Exercise objective: All the data must come back unchanged, except that pictures are left out.

Provided information:
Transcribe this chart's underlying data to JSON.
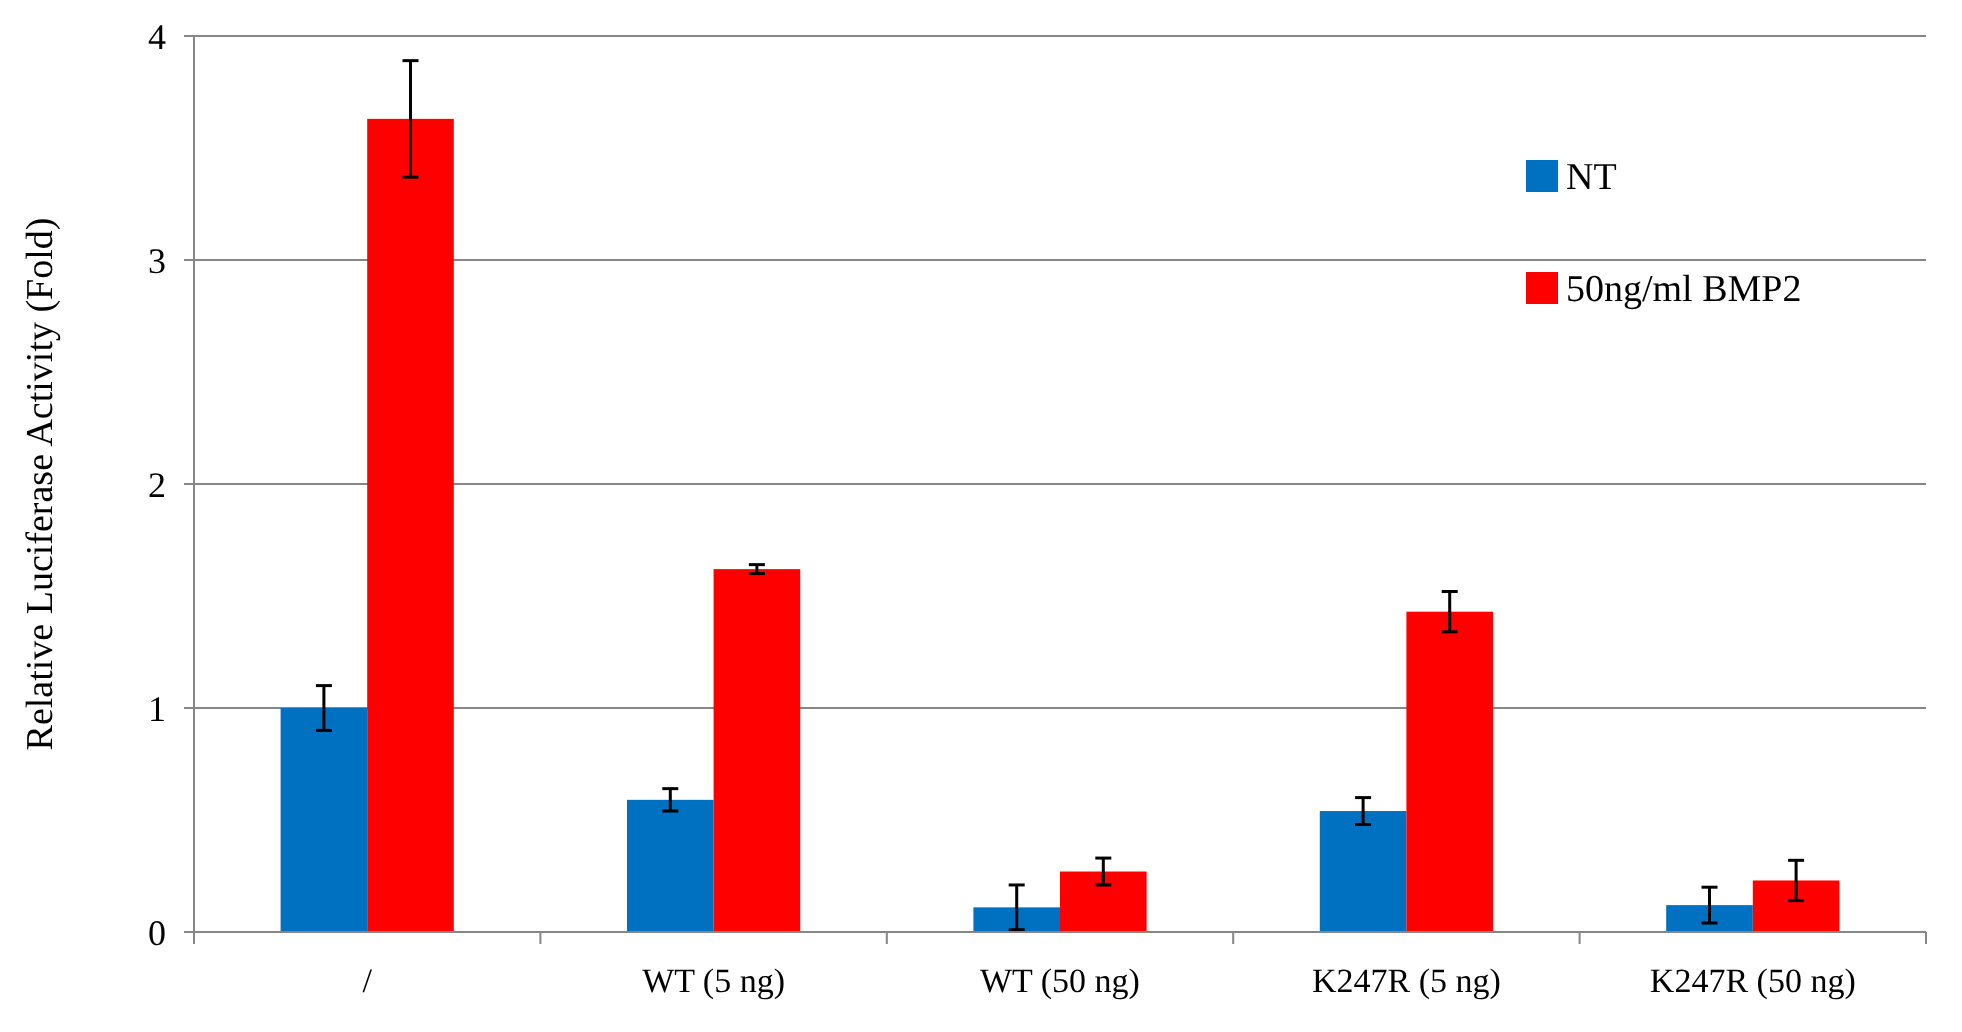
{
  "chart_data": {
    "type": "bar",
    "ylabel": "Relative Luciferase Activity (Fold)",
    "categories": [
      "/",
      "WT (5 ng)",
      "WT (50 ng)",
      "K247R (5 ng)",
      "K247R (50 ng)"
    ],
    "series": [
      {
        "name": "NT",
        "color": "#0070c0",
        "values": [
          1.0,
          0.59,
          0.11,
          0.54,
          0.12
        ],
        "errors": [
          0.1,
          0.05,
          0.1,
          0.06,
          0.08
        ]
      },
      {
        "name": "50ng/ml BMP2",
        "color": "#ff0000",
        "values": [
          3.63,
          1.62,
          0.27,
          1.43,
          0.23
        ],
        "errors": [
          0.26,
          0.02,
          0.06,
          0.09,
          0.09
        ]
      }
    ],
    "ylim": [
      0,
      4
    ],
    "yticks": [
      0,
      1,
      2,
      3,
      4
    ],
    "grid": "y",
    "legend": "top right"
  }
}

In response:
Transcribe this chart's underlying data to JSON.
{
  "chart_data": {
    "type": "bar",
    "ylabel": "Relative Luciferase Activity (Fold)",
    "categories": [
      "/",
      "WT (5 ng)",
      "WT (50 ng)",
      "K247R (5 ng)",
      "K247R (50 ng)"
    ],
    "series": [
      {
        "name": "NT",
        "color": "#0070c0",
        "values": [
          1.0,
          0.59,
          0.11,
          0.54,
          0.12
        ],
        "errors": [
          0.1,
          0.05,
          0.1,
          0.06,
          0.08
        ]
      },
      {
        "name": "50ng/ml BMP2",
        "color": "#ff0000",
        "values": [
          3.63,
          1.62,
          0.27,
          1.43,
          0.23
        ],
        "errors": [
          0.26,
          0.02,
          0.06,
          0.09,
          0.09
        ]
      }
    ],
    "ylim": [
      0,
      4
    ],
    "yticks": [
      0,
      1,
      2,
      3,
      4
    ],
    "grid": "y",
    "legend": "top right"
  }
}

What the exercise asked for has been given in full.